*What you should do:* Are you able to quote each entry exactly as written?
— START OF Given information —
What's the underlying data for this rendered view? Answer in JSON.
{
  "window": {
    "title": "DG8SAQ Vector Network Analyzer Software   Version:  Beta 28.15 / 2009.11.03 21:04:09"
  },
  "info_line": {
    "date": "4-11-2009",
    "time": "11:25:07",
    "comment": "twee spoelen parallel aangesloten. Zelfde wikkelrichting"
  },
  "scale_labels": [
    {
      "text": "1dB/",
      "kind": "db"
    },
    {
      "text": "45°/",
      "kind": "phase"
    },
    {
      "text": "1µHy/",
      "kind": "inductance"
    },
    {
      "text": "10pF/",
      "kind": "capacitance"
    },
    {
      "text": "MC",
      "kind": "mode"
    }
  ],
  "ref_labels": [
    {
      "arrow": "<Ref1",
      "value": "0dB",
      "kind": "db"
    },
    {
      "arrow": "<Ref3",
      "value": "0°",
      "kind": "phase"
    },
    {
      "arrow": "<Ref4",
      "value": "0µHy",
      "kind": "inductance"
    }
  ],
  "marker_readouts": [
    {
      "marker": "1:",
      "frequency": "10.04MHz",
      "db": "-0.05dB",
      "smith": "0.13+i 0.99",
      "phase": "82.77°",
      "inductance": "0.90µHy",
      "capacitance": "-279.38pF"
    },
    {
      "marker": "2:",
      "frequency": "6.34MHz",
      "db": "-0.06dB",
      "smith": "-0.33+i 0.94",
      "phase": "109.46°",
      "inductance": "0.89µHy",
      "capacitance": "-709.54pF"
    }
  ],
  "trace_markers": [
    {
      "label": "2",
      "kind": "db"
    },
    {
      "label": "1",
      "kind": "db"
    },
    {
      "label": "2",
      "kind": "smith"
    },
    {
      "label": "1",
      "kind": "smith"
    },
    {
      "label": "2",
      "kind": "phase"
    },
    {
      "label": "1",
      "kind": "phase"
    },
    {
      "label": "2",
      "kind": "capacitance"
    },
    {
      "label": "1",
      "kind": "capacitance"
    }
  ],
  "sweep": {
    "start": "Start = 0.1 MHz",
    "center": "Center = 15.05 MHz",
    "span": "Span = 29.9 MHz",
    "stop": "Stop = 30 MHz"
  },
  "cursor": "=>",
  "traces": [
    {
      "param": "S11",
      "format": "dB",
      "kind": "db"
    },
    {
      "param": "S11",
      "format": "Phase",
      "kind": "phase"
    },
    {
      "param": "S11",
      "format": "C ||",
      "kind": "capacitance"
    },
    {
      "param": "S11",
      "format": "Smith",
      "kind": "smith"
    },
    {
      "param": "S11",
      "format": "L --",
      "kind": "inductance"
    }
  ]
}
— END OF Given information —
*Finished answer:*
What's the underlying data for this rendered view? Answer in JSON.
{
  "window": {
    "title": "DG8SAQ Vector Network Analyzer Software   Version:  Beta 28.15 / 2009.11.03 21:04:09"
  },
  "info_line": {
    "date": "4-11-2009",
    "time": "11:25:07",
    "comment": "twee spoelen parallel aangesloten. Zelfde wikkelrichting"
  },
  "scale_labels": [
    {
      "text": "1dB/",
      "kind": "db"
    },
    {
      "text": "45°/",
      "kind": "phase"
    },
    {
      "text": "1µHy/",
      "kind": "inductance"
    },
    {
      "text": "10pF/",
      "kind": "capacitance"
    },
    {
      "text": "MC",
      "kind": "mode"
    }
  ],
  "ref_labels": [
    {
      "arrow": "<Ref1",
      "value": "0dB",
      "kind": "db"
    },
    {
      "arrow": "<Ref3",
      "value": "0°",
      "kind": "phase"
    },
    {
      "arrow": "<Ref4",
      "value": "0µHy",
      "kind": "inductance"
    }
  ],
  "marker_readouts": [
    {
      "marker": "1:",
      "frequency": "10.04MHz",
      "db": "-0.05dB",
      "smith": "0.13+i 0.99",
      "phase": "82.77°",
      "inductance": "0.90µHy",
      "capacitance": "-279.38pF"
    },
    {
      "marker": "2:",
      "frequency": "6.34MHz",
      "db": "-0.06dB",
      "smith": "-0.33+i 0.94",
      "phase": "109.46°",
      "inductance": "0.89µHy",
      "capacitance": "-709.54pF"
    }
  ],
  "trace_markers": [
    {
      "label": "2",
      "kind": "db"
    },
    {
      "label": "1",
      "kind": "db"
    },
    {
      "label": "2",
      "kind": "smith"
    },
    {
      "label": "1",
      "kind": "smith"
    },
    {
      "label": "2",
      "kind": "phase"
    },
    {
      "label": "1",
      "kind": "phase"
    },
    {
      "label": "2",
      "kind": "capacitance"
    },
    {
      "label": "1",
      "kind": "capacitance"
    }
  ],
  "sweep": {
    "start": "Start = 0.1 MHz",
    "center": "Center = 15.05 MHz",
    "span": "Span = 29.9 MHz",
    "stop": "Stop = 30 MHz"
  },
  "cursor": "=>",
  "traces": [
    {
      "param": "S11",
      "format": "dB",
      "kind": "db"
    },
    {
      "param": "S11",
      "format": "Phase",
      "kind": "phase"
    },
    {
      "param": "S11",
      "format": "C ||",
      "kind": "capacitance"
    },
    {
      "param": "S11",
      "format": "Smith",
      "kind": "smith"
    },
    {
      "param": "S11",
      "format": "L --",
      "kind": "inductance"
    }
  ]
}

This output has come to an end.